GIVEN EXERCISE: Retype the data below without altering anything.
── RECORDS PROVIDED
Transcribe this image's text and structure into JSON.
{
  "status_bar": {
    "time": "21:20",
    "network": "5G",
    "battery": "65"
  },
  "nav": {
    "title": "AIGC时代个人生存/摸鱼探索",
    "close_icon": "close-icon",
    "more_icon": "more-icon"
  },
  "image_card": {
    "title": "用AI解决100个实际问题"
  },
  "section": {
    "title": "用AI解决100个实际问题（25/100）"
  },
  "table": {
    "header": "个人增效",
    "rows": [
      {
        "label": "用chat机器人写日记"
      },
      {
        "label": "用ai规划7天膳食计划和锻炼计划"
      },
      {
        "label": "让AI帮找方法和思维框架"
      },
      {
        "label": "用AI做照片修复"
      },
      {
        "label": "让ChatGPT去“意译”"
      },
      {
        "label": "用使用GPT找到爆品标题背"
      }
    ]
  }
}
────
EXPECTED ANSWER:
Transcribe this image's text and structure into JSON.
{
  "status_bar": {
    "time": "21:20",
    "network": "5G",
    "battery": "65"
  },
  "nav": {
    "title": "AIGC时代个人生存/摸鱼探索",
    "close_icon": "close-icon",
    "more_icon": "more-icon"
  },
  "image_card": {
    "title": "用AI解决100个实际问题"
  },
  "section": {
    "title": "用AI解决100个实际问题（25/100）"
  },
  "table": {
    "header": "个人增效",
    "rows": [
      {
        "label": "用chat机器人写日记"
      },
      {
        "label": "用ai规划7天膳食计划和锻炼计划"
      },
      {
        "label": "让AI帮找方法和思维框架"
      },
      {
        "label": "用AI做照片修复"
      },
      {
        "label": "让ChatGPT去“意译”"
      },
      {
        "label": "用使用GPT找到爆品标题背"
      }
    ]
  }
}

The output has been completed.